• **EXERCISE PROMPT**:
All of the material below is to be returned exactly.

• **RECORDS SHOWN**:

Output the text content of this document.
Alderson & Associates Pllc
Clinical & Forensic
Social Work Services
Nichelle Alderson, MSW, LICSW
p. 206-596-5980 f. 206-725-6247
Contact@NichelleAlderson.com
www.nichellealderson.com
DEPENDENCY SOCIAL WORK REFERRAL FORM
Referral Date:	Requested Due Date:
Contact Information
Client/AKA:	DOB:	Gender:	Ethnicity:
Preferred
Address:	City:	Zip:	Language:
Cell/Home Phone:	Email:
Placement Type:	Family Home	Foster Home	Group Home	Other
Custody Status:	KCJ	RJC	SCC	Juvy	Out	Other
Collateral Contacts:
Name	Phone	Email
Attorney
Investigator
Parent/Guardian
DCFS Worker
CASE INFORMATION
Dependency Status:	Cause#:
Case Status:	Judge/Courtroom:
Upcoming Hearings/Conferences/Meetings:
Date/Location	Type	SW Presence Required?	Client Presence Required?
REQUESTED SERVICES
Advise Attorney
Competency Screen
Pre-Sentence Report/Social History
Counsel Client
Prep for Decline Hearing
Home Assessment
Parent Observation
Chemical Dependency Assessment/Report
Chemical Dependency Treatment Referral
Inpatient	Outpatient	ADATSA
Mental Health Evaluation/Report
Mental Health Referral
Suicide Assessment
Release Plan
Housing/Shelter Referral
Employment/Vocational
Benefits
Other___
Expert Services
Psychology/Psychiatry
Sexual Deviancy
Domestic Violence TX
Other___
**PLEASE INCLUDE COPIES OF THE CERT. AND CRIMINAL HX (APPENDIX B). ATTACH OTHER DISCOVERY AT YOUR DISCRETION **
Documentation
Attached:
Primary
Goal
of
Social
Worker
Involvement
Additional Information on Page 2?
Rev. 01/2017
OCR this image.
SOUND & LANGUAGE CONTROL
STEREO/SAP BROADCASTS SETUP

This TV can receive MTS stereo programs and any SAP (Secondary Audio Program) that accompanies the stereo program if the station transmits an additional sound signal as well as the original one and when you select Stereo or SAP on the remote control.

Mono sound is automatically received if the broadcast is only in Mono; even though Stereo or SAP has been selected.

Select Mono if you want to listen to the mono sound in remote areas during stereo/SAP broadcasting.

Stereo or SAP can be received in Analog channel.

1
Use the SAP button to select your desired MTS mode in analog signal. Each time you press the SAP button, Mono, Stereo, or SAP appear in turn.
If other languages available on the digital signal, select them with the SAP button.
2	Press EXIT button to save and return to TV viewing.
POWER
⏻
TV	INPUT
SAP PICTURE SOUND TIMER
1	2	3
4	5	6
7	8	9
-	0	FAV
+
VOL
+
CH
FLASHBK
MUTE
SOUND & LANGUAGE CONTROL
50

• **FINAL RESULT**:
Output the text content of this document.
Alderson & Associates Pllc
Clinical & Forensic
Social Work Services
Nichelle Alderson, MSW, LICSW
p. 206-596-5980 f. 206-725-6247
Contact@NichelleAlderson.com
www.nichellealderson.com
DEPENDENCY SOCIAL WORK REFERRAL FORM
Referral Date:	Requested Due Date:
Contact Information
Client/AKA:	DOB:	Gender:	Ethnicity:
Preferred
Address:	City:	Zip:	Language:
Cell/Home Phone:	Email:
Placement Type:	Family Home	Foster Home	Group Home	Other
Custody Status:	KCJ	RJC	SCC	Juvy	Out	Other
Collateral Contacts:
Name	Phone	Email
Attorney
Investigator
Parent/Guardian
DCFS Worker
CASE INFORMATION
Dependency Status:	Cause#:
Case Status:	Judge/Courtroom:
Upcoming Hearings/Conferences/Meetings:
Date/Location	Type	SW Presence Required?	Client Presence Required?
REQUESTED SERVICES
Advise Attorney
Competency Screen
Pre-Sentence Report/Social History
Counsel Client
Prep for Decline Hearing
Home Assessment
Parent Observation
Chemical Dependency Assessment/Report
Chemical Dependency Treatment Referral
Inpatient	Outpatient	ADATSA
Mental Health Evaluation/Report
Mental Health Referral
Suicide Assessment
Release Plan
Housing/Shelter Referral
Employment/Vocational
Benefits
Other___
Expert Services
Psychology/Psychiatry
Sexual Deviancy
Domestic Violence TX
Other___
**PLEASE INCLUDE COPIES OF THE CERT. AND CRIMINAL HX (APPENDIX B). ATTACH OTHER DISCOVERY AT YOUR DISCRETION **
Documentation
Attached:
Primary
Goal
of
Social
Worker
Involvement
Additional Information on Page 2?
Rev. 01/2017
OCR this image.
SOUND & LANGUAGE CONTROL
STEREO/SAP BROADCASTS SETUP

This TV can receive MTS stereo programs and any SAP (Secondary Audio Program) that accompanies the stereo program if the station transmits an additional sound signal as well as the original one and when you select Stereo or SAP on the remote control.

Mono sound is automatically received if the broadcast is only in Mono; even though Stereo or SAP has been selected.

Select Mono if you want to listen to the mono sound in remote areas during stereo/SAP broadcasting.

Stereo or SAP can be received in Analog channel.

1
Use the SAP button to select your desired MTS mode in analog signal. Each time you press the SAP button, Mono, Stereo, or SAP appear in turn.
If other languages available on the digital signal, select them with the SAP button.
2	Press EXIT button to save and return to TV viewing.
POWER
⏻
TV	INPUT
SAP PICTURE SOUND TIMER
1	2	3
4	5	6
7	8	9
-	0	FAV
+
VOL
+
CH
FLASHBK
MUTE
SOUND & LANGUAGE CONTROL
50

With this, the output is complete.